### SET EXERCISE
Quote all entries exactly, leaving pictures aside.

### RECORDS TO USE
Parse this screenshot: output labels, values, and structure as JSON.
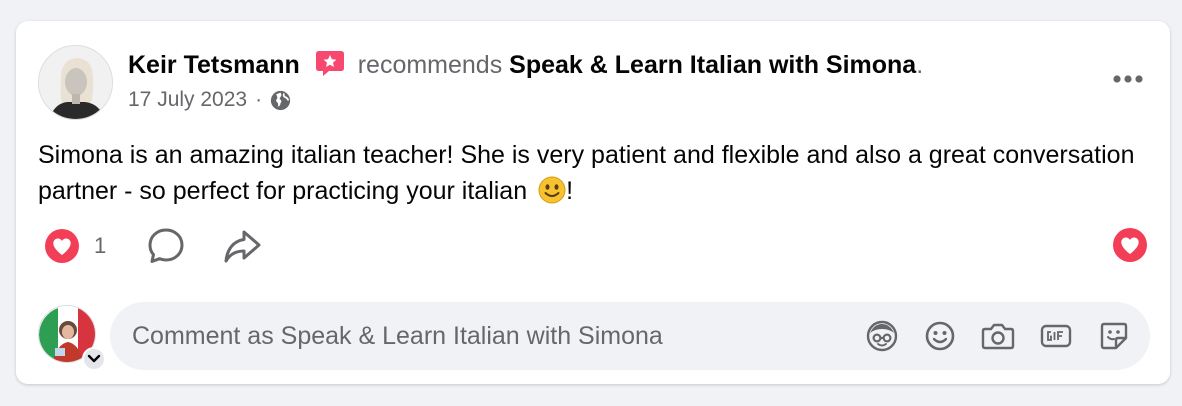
{
  "post": {
    "author": "Keir Tetsmann",
    "verb": "recommends",
    "page_name": "Speak & Learn Italian with Simona",
    "end_dot": ".",
    "date": "17 July 2023",
    "meta_separator": "·",
    "audience_icon": "globe-icon",
    "body_text": "Simona is an amazing italian teacher! She is very patient and flexible and also a great conversation partner - so perfect for practicing your italian ",
    "body_end": "!"
  },
  "actions": {
    "reaction_count": "1",
    "reaction_icon": "love-reaction-icon",
    "comment_icon": "comment-icon",
    "share_icon": "share-icon"
  },
  "comment_box": {
    "placeholder": "Comment as Speak & Learn Italian with Simona",
    "value": "",
    "tools": [
      "avatar-sticker-icon",
      "emoji-icon",
      "camera-icon",
      "gif-icon",
      "sticker-icon"
    ]
  },
  "colors": {
    "background": "#f0f2f5",
    "card": "#ffffff",
    "text_primary": "#050505",
    "text_secondary": "#65676b",
    "love_red": "#f33e58",
    "recommend_badge": "#f7486f"
  }
}
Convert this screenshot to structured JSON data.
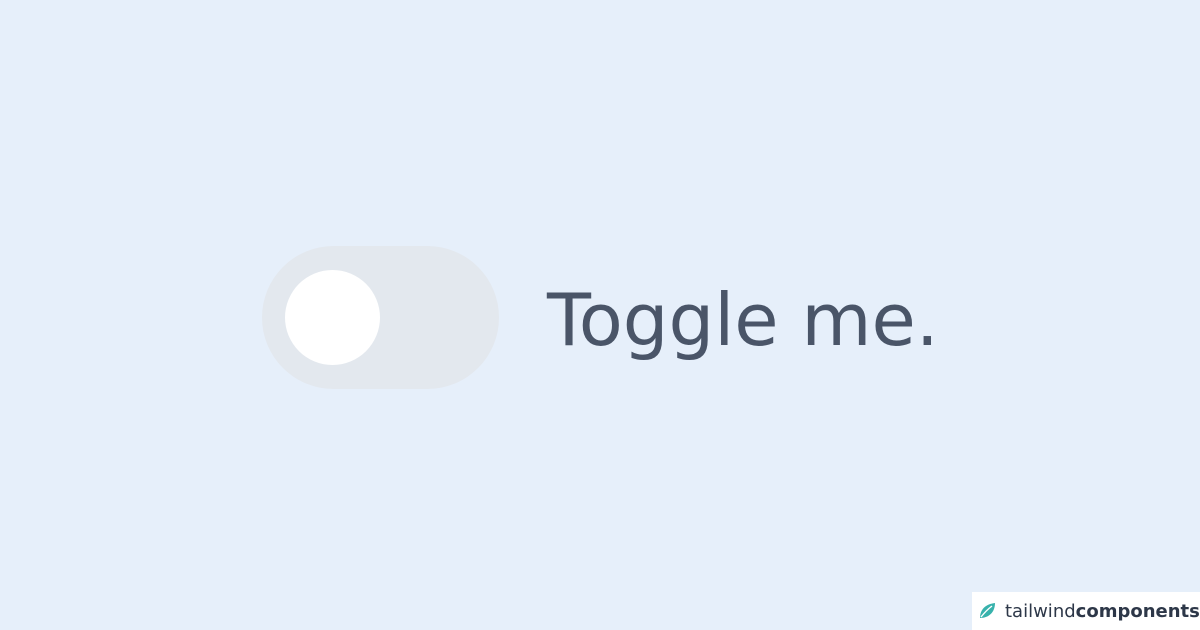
{
  "toggle": {
    "label": "Toggle me.",
    "state": "off"
  },
  "brand": {
    "name_light": "tailwind",
    "name_bold": "components",
    "icon": "leaf-icon"
  },
  "colors": {
    "background": "#e6effa",
    "track": "#e3e8ee",
    "knob": "#ffffff",
    "label_text": "#4a5568",
    "brand_accent": "#38b2ac"
  }
}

### RIGHT ANSWER
Parse this screenshot: output labels, values, and structure as JSON.
{
  "post": {
    "author": "Keir Tetsmann",
    "verb": "recommends",
    "page_name": "Speak & Learn Italian with Simona",
    "end_dot": ".",
    "date": "17 July 2023",
    "meta_separator": "·",
    "audience_icon": "globe-icon",
    "body_text": "Simona is an amazing italian teacher! She is very patient and flexible and also a great conversation partner - so perfect for practicing your italian ",
    "body_end": "!"
  },
  "actions": {
    "reaction_count": "1",
    "reaction_icon": "love-reaction-icon",
    "comment_icon": "comment-icon",
    "share_icon": "share-icon"
  },
  "comment_box": {
    "placeholder": "Comment as Speak & Learn Italian with Simona",
    "value": "",
    "tools": [
      "avatar-sticker-icon",
      "emoji-icon",
      "camera-icon",
      "gif-icon",
      "sticker-icon"
    ]
  },
  "colors": {
    "background": "#f0f2f5",
    "card": "#ffffff",
    "text_primary": "#050505",
    "text_secondary": "#65676b",
    "love_red": "#f33e58",
    "recommend_badge": "#f7486f"
  }
}
Convert this screenshot to structured JSON data.
{
  "toggle": {
    "label": "Toggle me.",
    "state": "off"
  },
  "brand": {
    "name_light": "tailwind",
    "name_bold": "components",
    "icon": "leaf-icon"
  },
  "colors": {
    "background": "#e6effa",
    "track": "#e3e8ee",
    "knob": "#ffffff",
    "label_text": "#4a5568",
    "brand_accent": "#38b2ac"
  }
}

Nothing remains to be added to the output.